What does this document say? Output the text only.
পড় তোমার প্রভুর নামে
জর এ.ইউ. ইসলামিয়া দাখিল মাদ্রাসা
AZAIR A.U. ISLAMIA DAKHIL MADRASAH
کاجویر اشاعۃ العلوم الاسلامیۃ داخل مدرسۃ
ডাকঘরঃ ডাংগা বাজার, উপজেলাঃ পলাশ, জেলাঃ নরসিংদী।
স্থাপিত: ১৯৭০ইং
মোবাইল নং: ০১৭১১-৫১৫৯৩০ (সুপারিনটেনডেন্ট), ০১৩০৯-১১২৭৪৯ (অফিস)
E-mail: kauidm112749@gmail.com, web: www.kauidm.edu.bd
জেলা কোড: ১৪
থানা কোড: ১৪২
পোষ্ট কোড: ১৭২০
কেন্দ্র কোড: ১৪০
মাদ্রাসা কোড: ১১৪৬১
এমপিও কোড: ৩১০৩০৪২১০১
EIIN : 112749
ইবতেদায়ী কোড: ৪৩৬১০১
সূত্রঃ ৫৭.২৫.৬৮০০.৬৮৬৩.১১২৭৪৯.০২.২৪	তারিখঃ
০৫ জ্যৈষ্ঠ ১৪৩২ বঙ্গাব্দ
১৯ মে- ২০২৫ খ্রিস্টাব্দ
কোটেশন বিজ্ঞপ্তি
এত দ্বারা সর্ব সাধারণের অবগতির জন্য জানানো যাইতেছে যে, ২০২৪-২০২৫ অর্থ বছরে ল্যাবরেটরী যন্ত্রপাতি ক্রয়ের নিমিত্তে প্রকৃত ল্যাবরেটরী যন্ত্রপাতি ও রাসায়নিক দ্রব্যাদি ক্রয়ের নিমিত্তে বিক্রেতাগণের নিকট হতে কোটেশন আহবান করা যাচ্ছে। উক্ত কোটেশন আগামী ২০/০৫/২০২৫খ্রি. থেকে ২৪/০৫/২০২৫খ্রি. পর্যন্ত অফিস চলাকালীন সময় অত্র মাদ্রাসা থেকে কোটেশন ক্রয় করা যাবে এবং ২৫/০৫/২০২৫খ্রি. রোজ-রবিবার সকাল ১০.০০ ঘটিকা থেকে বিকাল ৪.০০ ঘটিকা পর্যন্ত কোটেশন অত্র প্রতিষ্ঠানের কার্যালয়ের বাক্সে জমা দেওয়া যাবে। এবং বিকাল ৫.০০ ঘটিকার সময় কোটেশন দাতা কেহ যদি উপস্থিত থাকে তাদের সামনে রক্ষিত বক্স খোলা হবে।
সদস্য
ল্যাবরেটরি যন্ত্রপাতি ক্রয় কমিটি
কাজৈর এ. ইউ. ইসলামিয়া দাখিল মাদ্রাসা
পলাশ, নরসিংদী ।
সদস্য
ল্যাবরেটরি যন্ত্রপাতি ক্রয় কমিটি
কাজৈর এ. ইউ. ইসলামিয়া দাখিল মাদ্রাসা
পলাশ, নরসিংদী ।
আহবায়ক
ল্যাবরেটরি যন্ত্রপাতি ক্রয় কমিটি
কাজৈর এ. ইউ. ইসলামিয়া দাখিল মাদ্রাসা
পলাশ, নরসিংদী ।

→ **The task**: Quote all of the entries exactly as they appear.

→ **Answer for the task**:
What does this document say? Output the text only.
পড় তোমার প্রভুর নামে
জর এ.ইউ. ইসলামিয়া দাখিল মাদ্রাসা
AZAIR A.U. ISLAMIA DAKHIL MADRASAH
کاجویر اشاعۃ العلوم الاسلامیۃ داخل مدرسۃ
ডাকঘরঃ ডাংগা বাজার, উপজেলাঃ পলাশ, জেলাঃ নরসিংদী।
স্থাপিত: ১৯৭০ইং
মোবাইল নং: ০১৭১১-৫১৫৯৩০ (সুপারিনটেনডেন্ট), ০১৩০৯-১১২৭৪৯ (অফিস)
E-mail: kauidm112749@gmail.com, web: www.kauidm.edu.bd
জেলা কোড: ১৪
থানা কোড: ১৪২
পোষ্ট কোড: ১৭২০
কেন্দ্র কোড: ১৪০
মাদ্রাসা কোড: ১১৪৬১
এমপিও কোড: ৩১০৩০৪২১০১
EIIN : 112749
ইবতেদায়ী কোড: ৪৩৬১০১
সূত্রঃ ৫৭.২৫.৬৮০০.৬৮৬৩.১১২৭৪৯.০২.২৪	তারিখঃ
০৫ জ্যৈষ্ঠ ১৪৩২ বঙ্গাব্দ
১৯ মে- ২০২৫ খ্রিস্টাব্দ
কোটেশন বিজ্ঞপ্তি
এত দ্বারা সর্ব সাধারণের অবগতির জন্য জানানো যাইতেছে যে, ২০২৪-২০২৫ অর্থ বছরে ল্যাবরেটরী যন্ত্রপাতি ক্রয়ের নিমিত্তে প্রকৃত ল্যাবরেটরী যন্ত্রপাতি ও রাসায়নিক দ্রব্যাদি ক্রয়ের নিমিত্তে বিক্রেতাগণের নিকট হতে কোটেশন আহবান করা যাচ্ছে। উক্ত কোটেশন আগামী ২০/০৫/২০২৫খ্রি. থেকে ২৪/০৫/২০২৫খ্রি. পর্যন্ত অফিস চলাকালীন সময় অত্র মাদ্রাসা থেকে কোটেশন ক্রয় করা যাবে এবং ২৫/০৫/২০২৫খ্রি. রোজ-রবিবার সকাল ১০.০০ ঘটিকা থেকে বিকাল ৪.০০ ঘটিকা পর্যন্ত কোটেশন অত্র প্রতিষ্ঠানের কার্যালয়ের বাক্সে জমা দেওয়া যাবে। এবং বিকাল ৫.০০ ঘটিকার সময় কোটেশন দাতা কেহ যদি উপস্থিত থাকে তাদের সামনে রক্ষিত বক্স খোলা হবে।
সদস্য
ল্যাবরেটরি যন্ত্রপাতি ক্রয় কমিটি
কাজৈর এ. ইউ. ইসলামিয়া দাখিল মাদ্রাসা
পলাশ, নরসিংদী ।
সদস্য
ল্যাবরেটরি যন্ত্রপাতি ক্রয় কমিটি
কাজৈর এ. ইউ. ইসলামিয়া দাখিল মাদ্রাসা
পলাশ, নরসিংদী ।
আহবায়ক
ল্যাবরেটরি যন্ত্রপাতি ক্রয় কমিটি
কাজৈর এ. ইউ. ইসলামিয়া দাখিল মাদ্রাসা
পলাশ, নরসিংদী ।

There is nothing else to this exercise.